Take each line containing "trial" and report it exactly as written.

╭─ Given data

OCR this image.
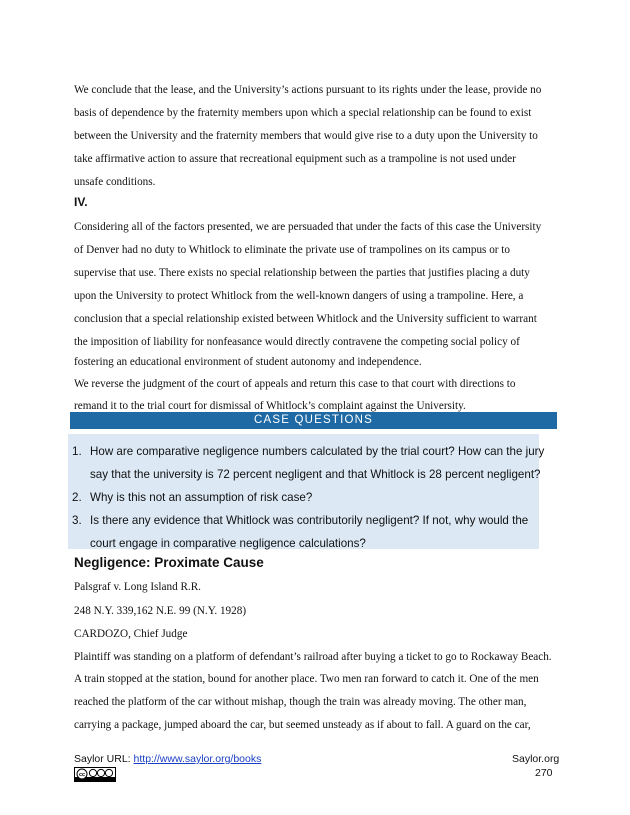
We conclude that the lease, and the University’s actions pursuant to its rights under the lease, provide no
basis of dependence by the fraternity members upon which a special relationship can be found to exist
between the University and the fraternity members that would give rise to a duty upon the University to
take affirmative action to assure that recreational equipment such as a trampoline is not used under
unsafe conditions.
IV.
Considering all of the factors presented, we are persuaded that under the facts of this case the University
of Denver had no duty to Whitlock to eliminate the private use of trampolines on its campus or to
supervise that use. There exists no special relationship between the parties that justifies placing a duty
upon the University to protect Whitlock from the well-known dangers of using a trampoline. Here, a
conclusion that a special relationship existed between Whitlock and the University sufficient to warrant
the imposition of liability for nonfeasance would directly contravene the competing social policy of
fostering an educational environment of student autonomy and independence.
We reverse the judgment of the court of appeals and return this case to that court with directions to
remand it to the trial court for dismissal of Whitlock’s complaint against the University.
CASE QUESTIONS
1. How are comparative negligence numbers calculated by the trial court? How can the jury
say that the university is 72 percent negligent and that Whitlock is 28 percent negligent?
2. Why is this not an assumption of risk case?
3. Is there any evidence that Whitlock was contributorily negligent? If not, why would the
court engage in comparative negligence calculations?
Negligence: Proximate Cause
Palsgraf v. Long Island R.R.
248 N.Y. 339,162 N.E. 99 (N.Y. 1928)
CARDOZO, Chief Judge
Plaintiff was standing on a platform of defendant’s railroad after buying a ticket to go to Rockaway Beach.
A train stopped at the station, bound for another place. Two men ran forward to catch it. One of the men
reached the platform of the car without mishap, though the train was already moving. The other man,
carrying a package, jumped aboard the car, but seemed unsteady as if about to fall. A guard on the car,
Saylor URL: http://www.saylor.org/books	Saylor.org
270
cc
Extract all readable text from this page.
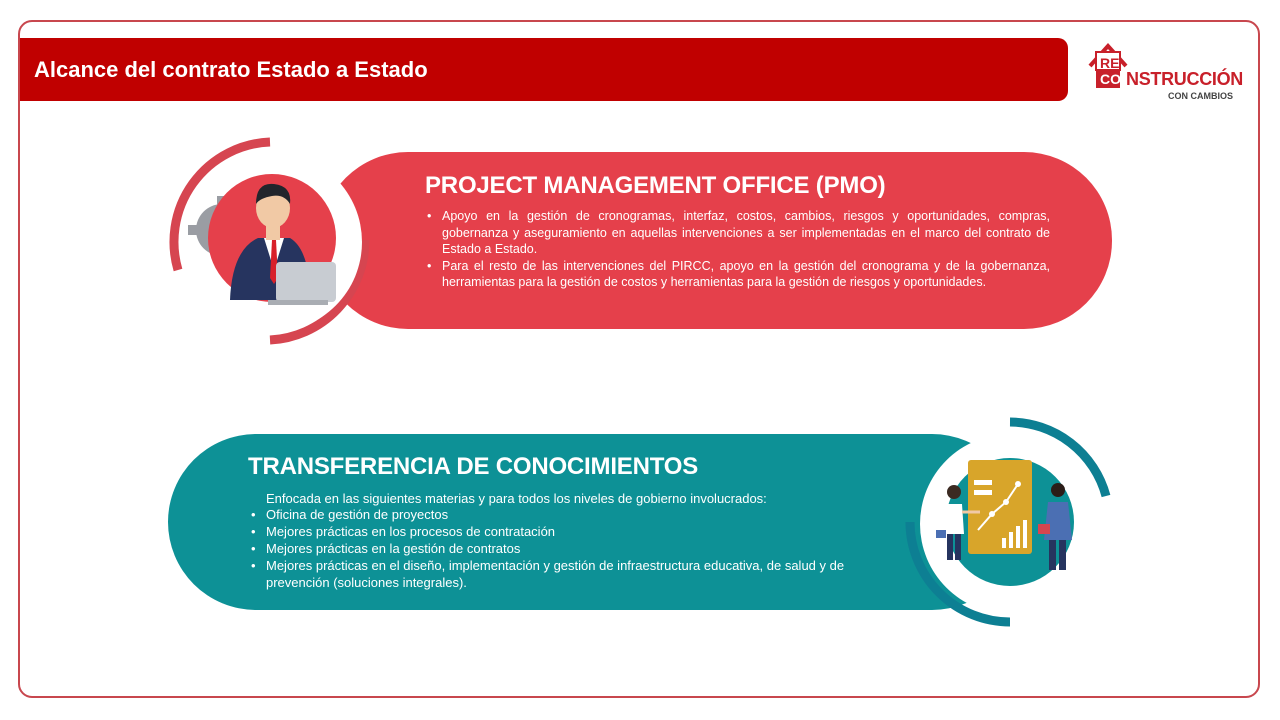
Alcance del contrato Estado a Estado	RE
CO NSTRUCCIÓN
CON CAMBIOS
PROJECT MANAGEMENT OFFICE (PMO)
• Apoyo en la gestión de cronogramas, interfaz, costos, cambios, riesgos y oportunidades, compras, gobernanza y aseguramiento en aquellas intervenciones a ser implementadas en el marco del contrato de Estado a Estado.
• Para el resto de las intervenciones del PIRCC, apoyo en la gestión del cronograma y de la gobernanza, herramientas para la gestión de costos y herramientas para la gestión de riesgos y oportunidades.
TRANSFERENCIA DE CONOCIMIENTOS
Enfocada en las siguientes materias y para todos los niveles de gobierno involucrados:
• Oficina de gestión de proyectos
• Mejores prácticas en los procesos de contratación
• Mejores prácticas en la gestión de contratos
• Mejores prácticas en el diseño, implementación y gestión de infraestructura educativa, de salud y de prevención (soluciones integrales).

╰─

Complete answer:
remand it to the trial court for dismissal of Whitlock’s complaint against the University.
1. How are comparative negligence numbers calculated by the trial court? How can the jury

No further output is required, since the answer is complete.